Et je sors de l’édifice. J’ai la présence d’esprit d’apporter ma bouteille d’eau (essentielle pour que les connexions de mon cerveau parti en vrille se refassent), mon cellulaire (bien pratique pour appeler une collègue si je me perds dans les dédales de ma panique ou de la ville) et mes lunettes de soleil (que j’ai beaucoup appréciées quand je me suis mise à brailler comme un âne pris dans une clôture barbelée. Électrifiée.)

Je marche, je marche. En ligne droite, parce que j’ai trop peur de me perdre. Déjà que je n’ai pas de GPS intégré (ça ne venait pas avec le modèle de base quand on naissait en 1977), je ne vois rien à travers mes larmes et je ne peux mémoriser aucun repère pour m’aider à me situer. Je m’enfonce dans la ville alors que mon instinct aurait dû me mener vers un parc ou une rivière, où je me serais sentie plus en sécurité. Mais ça, j’y ai pensé après seulement. Je marche, et je braille, et j’essuie mes larmes en me sentant jugée par les inconnus qui marchent aussi. Dans le fond, ils ne me remarquent même pas. Tant que je marche. Si je m’effondre, si je me roule en boule sur le trottoir, ils s’enfargeront dans mon corps et appelleront le 911. Je ne veux pas. Alors je marche.

---*---

▸ **CONSIGNE**
D'après le texte du document, quels trois objets sont emportés à la sortie de l'édifice ?

---*---

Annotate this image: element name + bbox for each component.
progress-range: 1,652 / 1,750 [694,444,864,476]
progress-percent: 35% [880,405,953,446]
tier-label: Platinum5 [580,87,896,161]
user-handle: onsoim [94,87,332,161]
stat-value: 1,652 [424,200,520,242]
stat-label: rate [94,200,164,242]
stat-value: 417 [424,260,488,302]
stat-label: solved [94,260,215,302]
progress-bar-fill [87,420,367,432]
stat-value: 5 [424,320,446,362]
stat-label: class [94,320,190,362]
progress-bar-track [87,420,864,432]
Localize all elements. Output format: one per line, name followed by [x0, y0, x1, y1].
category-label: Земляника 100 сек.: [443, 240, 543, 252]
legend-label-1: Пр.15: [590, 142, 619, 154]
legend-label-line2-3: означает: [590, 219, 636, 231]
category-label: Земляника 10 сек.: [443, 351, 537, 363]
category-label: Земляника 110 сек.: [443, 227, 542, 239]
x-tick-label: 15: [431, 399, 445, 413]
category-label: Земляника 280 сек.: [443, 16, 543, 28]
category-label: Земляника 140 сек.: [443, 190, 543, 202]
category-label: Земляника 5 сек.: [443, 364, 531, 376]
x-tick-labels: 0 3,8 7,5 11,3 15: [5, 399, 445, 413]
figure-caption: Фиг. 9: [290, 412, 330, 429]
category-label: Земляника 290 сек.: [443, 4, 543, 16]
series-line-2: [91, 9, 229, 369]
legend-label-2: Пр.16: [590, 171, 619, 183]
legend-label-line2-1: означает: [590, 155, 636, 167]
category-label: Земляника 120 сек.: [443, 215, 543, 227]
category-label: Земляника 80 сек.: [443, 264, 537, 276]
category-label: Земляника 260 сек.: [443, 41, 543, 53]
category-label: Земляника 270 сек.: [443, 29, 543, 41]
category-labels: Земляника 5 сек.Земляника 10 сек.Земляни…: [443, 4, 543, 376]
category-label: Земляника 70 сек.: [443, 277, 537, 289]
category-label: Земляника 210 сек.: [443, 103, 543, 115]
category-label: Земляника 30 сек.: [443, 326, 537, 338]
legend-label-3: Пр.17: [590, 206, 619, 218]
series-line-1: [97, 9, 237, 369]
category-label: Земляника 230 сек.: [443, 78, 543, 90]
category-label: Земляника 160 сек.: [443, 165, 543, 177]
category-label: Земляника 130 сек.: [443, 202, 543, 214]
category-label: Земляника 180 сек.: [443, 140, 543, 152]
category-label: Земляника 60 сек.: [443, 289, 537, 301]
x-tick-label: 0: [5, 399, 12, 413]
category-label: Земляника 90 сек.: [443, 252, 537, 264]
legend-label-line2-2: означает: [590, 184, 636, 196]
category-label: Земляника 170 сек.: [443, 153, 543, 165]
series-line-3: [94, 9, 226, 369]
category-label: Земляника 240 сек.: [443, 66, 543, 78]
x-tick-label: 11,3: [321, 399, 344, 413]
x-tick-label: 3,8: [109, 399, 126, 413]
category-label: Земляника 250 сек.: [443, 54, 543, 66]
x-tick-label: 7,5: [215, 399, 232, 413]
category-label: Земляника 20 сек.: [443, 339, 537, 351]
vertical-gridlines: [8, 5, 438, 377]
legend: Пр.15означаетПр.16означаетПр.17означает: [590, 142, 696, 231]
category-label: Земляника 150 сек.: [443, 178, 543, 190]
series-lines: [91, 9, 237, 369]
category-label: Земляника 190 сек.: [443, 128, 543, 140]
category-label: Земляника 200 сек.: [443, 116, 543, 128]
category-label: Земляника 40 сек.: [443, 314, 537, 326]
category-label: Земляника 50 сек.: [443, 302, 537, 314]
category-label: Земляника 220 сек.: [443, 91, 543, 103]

---*---

▸ **RÉPONSE**
Une bouteille d'eau, un cellulaire et des lunettes de soleil.